▶ [WORK REQUIRED]:
Locate and copy each line in the data that contains the word "placeholder".

▶ [WORKING DATA]:
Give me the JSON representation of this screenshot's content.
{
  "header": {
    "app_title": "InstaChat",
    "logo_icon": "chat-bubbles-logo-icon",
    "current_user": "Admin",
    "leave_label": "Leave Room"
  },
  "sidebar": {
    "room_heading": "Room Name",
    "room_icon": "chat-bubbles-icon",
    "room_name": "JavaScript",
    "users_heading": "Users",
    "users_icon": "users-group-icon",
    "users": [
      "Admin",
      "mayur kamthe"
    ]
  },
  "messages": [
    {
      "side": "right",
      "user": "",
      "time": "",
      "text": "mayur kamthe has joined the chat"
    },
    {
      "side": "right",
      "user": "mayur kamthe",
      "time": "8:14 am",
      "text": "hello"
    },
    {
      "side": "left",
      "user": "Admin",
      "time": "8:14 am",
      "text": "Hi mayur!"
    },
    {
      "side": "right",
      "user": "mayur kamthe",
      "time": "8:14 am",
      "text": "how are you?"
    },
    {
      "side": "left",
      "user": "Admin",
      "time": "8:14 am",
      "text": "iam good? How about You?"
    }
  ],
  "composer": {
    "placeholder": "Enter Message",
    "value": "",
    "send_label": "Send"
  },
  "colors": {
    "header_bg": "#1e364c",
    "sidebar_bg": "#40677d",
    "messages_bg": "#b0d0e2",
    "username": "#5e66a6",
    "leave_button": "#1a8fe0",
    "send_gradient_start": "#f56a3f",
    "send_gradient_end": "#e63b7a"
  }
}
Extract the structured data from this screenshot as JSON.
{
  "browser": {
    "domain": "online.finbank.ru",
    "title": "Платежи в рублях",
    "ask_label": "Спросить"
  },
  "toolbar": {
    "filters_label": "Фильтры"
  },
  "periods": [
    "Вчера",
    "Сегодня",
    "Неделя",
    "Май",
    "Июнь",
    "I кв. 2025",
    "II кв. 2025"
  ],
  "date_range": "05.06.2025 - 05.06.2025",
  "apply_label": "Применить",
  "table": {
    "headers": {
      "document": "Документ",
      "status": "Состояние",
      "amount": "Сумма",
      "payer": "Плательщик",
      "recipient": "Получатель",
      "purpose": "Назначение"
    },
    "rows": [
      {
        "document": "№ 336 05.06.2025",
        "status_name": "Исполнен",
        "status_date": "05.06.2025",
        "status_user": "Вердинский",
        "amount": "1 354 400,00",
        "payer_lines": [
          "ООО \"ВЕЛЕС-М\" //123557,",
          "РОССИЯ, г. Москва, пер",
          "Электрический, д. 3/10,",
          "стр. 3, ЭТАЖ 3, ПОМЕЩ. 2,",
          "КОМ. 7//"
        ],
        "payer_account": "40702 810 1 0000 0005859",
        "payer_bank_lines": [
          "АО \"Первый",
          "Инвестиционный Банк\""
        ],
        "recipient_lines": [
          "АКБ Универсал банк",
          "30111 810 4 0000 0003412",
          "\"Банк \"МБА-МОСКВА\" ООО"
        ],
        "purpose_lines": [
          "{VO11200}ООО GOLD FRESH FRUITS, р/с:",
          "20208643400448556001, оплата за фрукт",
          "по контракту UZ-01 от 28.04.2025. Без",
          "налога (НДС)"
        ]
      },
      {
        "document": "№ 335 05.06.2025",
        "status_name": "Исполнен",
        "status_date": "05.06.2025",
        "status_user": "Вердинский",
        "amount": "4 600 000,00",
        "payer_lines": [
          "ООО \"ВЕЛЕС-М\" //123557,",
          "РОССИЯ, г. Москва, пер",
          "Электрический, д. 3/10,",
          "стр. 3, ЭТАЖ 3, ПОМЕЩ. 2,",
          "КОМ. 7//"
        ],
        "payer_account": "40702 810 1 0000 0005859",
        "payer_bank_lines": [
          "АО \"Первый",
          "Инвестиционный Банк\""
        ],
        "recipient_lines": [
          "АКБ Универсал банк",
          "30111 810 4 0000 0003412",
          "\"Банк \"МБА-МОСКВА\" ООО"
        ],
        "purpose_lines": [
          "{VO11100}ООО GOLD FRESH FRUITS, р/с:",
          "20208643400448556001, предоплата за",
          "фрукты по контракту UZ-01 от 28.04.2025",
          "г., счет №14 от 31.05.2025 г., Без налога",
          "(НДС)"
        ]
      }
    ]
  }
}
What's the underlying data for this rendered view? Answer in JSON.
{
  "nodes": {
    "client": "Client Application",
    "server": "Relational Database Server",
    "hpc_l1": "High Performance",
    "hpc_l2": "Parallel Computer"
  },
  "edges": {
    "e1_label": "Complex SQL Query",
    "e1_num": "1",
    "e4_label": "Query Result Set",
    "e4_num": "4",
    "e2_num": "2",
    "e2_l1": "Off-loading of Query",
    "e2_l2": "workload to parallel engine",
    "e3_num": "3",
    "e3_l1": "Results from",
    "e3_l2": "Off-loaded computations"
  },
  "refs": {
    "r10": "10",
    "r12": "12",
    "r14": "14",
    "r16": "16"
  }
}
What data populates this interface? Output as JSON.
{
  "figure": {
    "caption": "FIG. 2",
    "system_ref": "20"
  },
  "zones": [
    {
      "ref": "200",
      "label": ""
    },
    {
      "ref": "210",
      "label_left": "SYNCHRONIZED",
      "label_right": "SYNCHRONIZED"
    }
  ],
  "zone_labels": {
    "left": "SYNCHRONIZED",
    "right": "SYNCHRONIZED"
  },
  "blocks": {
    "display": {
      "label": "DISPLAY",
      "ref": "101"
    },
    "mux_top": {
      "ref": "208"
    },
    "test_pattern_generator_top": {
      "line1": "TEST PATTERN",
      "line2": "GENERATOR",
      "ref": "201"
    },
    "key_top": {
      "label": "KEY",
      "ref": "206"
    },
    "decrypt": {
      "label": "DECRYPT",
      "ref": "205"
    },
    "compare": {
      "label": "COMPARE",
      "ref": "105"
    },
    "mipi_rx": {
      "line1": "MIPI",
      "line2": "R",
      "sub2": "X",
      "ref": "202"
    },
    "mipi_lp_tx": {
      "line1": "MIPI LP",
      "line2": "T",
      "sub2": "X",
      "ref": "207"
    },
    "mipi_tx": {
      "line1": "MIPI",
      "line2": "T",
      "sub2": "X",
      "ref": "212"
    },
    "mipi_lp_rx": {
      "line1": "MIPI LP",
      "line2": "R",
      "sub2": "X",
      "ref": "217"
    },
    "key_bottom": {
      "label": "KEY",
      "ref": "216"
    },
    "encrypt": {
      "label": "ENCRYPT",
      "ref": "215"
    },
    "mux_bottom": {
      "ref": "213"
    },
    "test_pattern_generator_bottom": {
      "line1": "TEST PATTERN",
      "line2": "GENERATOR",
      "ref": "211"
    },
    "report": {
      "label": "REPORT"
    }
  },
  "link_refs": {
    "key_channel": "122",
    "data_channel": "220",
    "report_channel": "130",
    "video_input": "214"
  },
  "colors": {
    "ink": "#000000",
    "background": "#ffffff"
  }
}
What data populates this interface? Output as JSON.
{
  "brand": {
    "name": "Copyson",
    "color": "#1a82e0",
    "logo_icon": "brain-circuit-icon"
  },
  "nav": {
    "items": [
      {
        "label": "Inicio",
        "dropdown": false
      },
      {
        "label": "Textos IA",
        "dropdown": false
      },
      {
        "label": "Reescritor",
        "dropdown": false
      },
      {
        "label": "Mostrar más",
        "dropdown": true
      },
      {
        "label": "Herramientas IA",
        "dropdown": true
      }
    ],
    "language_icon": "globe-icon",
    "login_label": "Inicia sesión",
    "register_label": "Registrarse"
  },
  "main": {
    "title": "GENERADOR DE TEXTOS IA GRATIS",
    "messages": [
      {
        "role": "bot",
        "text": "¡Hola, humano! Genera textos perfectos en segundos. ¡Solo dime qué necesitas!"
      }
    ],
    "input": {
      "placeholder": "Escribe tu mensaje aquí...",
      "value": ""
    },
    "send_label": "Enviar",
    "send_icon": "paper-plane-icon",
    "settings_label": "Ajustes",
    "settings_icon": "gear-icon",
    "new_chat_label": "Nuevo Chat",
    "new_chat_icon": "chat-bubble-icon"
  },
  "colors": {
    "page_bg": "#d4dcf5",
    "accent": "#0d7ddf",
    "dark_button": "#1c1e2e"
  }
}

▶ [THE COMPLETED TASK]:
    "placeholder": "Enter Message",
      "placeholder": "Escribe tu mensaje aquí...",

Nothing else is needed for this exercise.